Set down all of the data exactly as it appears.
** start INFORMATION GIVEN **
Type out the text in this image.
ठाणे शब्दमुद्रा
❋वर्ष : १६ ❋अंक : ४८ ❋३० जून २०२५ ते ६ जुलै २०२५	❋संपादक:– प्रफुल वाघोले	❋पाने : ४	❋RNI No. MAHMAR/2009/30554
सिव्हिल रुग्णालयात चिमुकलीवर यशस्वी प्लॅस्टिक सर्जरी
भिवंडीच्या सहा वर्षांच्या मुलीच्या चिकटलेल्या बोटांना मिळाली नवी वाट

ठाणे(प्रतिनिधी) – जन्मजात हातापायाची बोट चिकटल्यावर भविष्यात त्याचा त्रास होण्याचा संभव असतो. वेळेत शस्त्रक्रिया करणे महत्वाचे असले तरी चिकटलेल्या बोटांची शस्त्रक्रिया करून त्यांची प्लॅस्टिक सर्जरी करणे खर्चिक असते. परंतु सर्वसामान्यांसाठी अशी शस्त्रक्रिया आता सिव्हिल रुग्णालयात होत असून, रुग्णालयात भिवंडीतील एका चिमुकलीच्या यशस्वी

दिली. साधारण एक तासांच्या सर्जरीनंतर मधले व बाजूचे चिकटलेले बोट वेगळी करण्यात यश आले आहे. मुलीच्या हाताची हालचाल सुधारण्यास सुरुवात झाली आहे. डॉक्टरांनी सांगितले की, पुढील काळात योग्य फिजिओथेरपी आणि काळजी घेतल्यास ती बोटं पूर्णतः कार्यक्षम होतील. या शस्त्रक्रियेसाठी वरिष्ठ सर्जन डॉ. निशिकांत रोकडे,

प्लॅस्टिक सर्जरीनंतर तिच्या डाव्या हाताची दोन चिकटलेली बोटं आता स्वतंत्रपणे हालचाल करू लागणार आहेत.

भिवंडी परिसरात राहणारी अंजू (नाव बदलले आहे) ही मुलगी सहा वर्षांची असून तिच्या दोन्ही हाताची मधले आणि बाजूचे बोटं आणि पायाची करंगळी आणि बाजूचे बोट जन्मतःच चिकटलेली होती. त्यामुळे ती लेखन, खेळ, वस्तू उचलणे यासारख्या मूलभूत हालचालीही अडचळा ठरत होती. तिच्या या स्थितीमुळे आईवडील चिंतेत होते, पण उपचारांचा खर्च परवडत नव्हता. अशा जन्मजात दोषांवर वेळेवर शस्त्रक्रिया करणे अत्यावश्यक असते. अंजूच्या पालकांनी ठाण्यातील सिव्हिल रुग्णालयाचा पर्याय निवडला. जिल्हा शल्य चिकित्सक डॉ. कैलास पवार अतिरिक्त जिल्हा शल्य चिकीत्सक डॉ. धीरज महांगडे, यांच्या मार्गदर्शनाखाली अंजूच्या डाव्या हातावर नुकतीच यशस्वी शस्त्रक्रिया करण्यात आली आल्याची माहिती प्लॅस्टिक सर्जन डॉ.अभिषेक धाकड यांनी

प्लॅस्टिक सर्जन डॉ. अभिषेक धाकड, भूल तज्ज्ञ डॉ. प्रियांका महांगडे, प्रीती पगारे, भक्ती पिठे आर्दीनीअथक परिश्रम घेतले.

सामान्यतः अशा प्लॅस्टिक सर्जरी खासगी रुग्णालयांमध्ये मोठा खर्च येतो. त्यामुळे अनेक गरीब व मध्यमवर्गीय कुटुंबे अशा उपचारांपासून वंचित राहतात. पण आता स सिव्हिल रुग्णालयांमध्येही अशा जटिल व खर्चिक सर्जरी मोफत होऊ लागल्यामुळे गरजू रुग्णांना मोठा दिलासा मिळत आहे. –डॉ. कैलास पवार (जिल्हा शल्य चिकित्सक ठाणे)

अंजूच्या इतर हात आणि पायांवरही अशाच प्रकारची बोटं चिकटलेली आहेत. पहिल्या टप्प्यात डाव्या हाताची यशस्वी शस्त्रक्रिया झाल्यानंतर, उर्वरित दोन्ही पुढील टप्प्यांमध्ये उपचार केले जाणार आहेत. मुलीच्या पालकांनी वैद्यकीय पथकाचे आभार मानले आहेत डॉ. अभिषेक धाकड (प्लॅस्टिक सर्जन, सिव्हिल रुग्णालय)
** end INFORMATION GIVEN **
(FULL SOLUTION)
Type out the text in this image.
ठाणे शब्दमुद्रा
❋वर्ष : १६ ❋अंक : ४८ ❋३० जून २०२५ ते ६ जुलै २०२५	❋संपादक:– प्रफुल वाघोले	❋पाने : ४	❋RNI No. MAHMAR/2009/30554
सिव्हिल रुग्णालयात चिमुकलीवर यशस्वी प्लॅस्टिक सर्जरी
भिवंडीच्या सहा वर्षांच्या मुलीच्या चिकटलेल्या बोटांना मिळाली नवी वाट

ठाणे(प्रतिनिधी) – जन्मजात हातापायाची बोट चिकटल्यावर भविष्यात त्याचा त्रास होण्याचा संभव असतो. वेळेत शस्त्रक्रिया करणे महत्वाचे असले तरी चिकटलेल्या बोटांची शस्त्रक्रिया करून त्यांची प्लॅस्टिक सर्जरी करणे खर्चिक असते. परंतु सर्वसामान्यांसाठी अशी शस्त्रक्रिया आता सिव्हिल रुग्णालयात होत असून, रुग्णालयात भिवंडीतील एका चिमुकलीच्या यशस्वी

दिली. साधारण एक तासांच्या सर्जरीनंतर मधले व बाजूचे चिकटलेले बोट वेगळी करण्यात यश आले आहे. मुलीच्या हाताची हालचाल सुधारण्यास सुरुवात झाली आहे. डॉक्टरांनी सांगितले की, पुढील काळात योग्य फिजिओथेरपी आणि काळजी घेतल्यास ती बोटं पूर्णतः कार्यक्षम होतील. या शस्त्रक्रियेसाठी वरिष्ठ सर्जन डॉ. निशिकांत रोकडे,

प्लॅस्टिक सर्जरीनंतर तिच्या डाव्या हाताची दोन चिकटलेली बोटं आता स्वतंत्रपणे हालचाल करू लागणार आहेत.

भिवंडी परिसरात राहणारी अंजू (नाव बदलले आहे) ही मुलगी सहा वर्षांची असून तिच्या दोन्ही हाताची मधले आणि बाजूचे बोटं आणि पायाची करंगळी आणि बाजूचे बोट जन्मतःच चिकटलेली होती. त्यामुळे ती लेखन, खेळ, वस्तू उचलणे यासारख्या मूलभूत हालचालीही अडचळा ठरत होती. तिच्या या स्थितीमुळे आईवडील चिंतेत होते, पण उपचारांचा खर्च परवडत नव्हता. अशा जन्मजात दोषांवर वेळेवर शस्त्रक्रिया करणे अत्यावश्यक असते. अंजूच्या पालकांनी ठाण्यातील सिव्हिल रुग्णालयाचा पर्याय निवडला. जिल्हा शल्य चिकित्सक डॉ. कैलास पवार अतिरिक्त जिल्हा शल्य चिकीत्सक डॉ. धीरज महांगडे, यांच्या मार्गदर्शनाखाली अंजूच्या डाव्या हातावर नुकतीच यशस्वी शस्त्रक्रिया करण्यात आली आल्याची माहिती प्लॅस्टिक सर्जन डॉ.अभिषेक धाकड यांनी

प्लॅस्टिक सर्जन डॉ. अभिषेक धाकड, भूल तज्ज्ञ डॉ. प्रियांका महांगडे, प्रीती पगारे, भक्ती पिठे आर्दीनीअथक परिश्रम घेतले.

सामान्यतः अशा प्लॅस्टिक सर्जरी खासगी रुग्णालयांमध्ये मोठा खर्च येतो. त्यामुळे अनेक गरीब व मध्यमवर्गीय कुटुंबे अशा उपचारांपासून वंचित राहतात. पण आता स सिव्हिल रुग्णालयांमध्येही अशा जटिल व खर्चिक सर्जरी मोफत होऊ लागल्यामुळे गरजू रुग्णांना मोठा दिलासा मिळत आहे. –डॉ. कैलास पवार (जिल्हा शल्य चिकित्सक ठाणे)

अंजूच्या इतर हात आणि पायांवरही अशाच प्रकारची बोटं चिकटलेली आहेत. पहिल्या टप्प्यात डाव्या हाताची यशस्वी शस्त्रक्रिया झाल्यानंतर, उर्वरित दोन्ही पुढील टप्प्यांमध्ये उपचार केले जाणार आहेत. मुलीच्या पालकांनी वैद्यकीय पथकाचे आभार मानले आहेत डॉ. अभिषेक धाकड (प्लॅस्टिक सर्जन, सिव्हिल रुग्णालय)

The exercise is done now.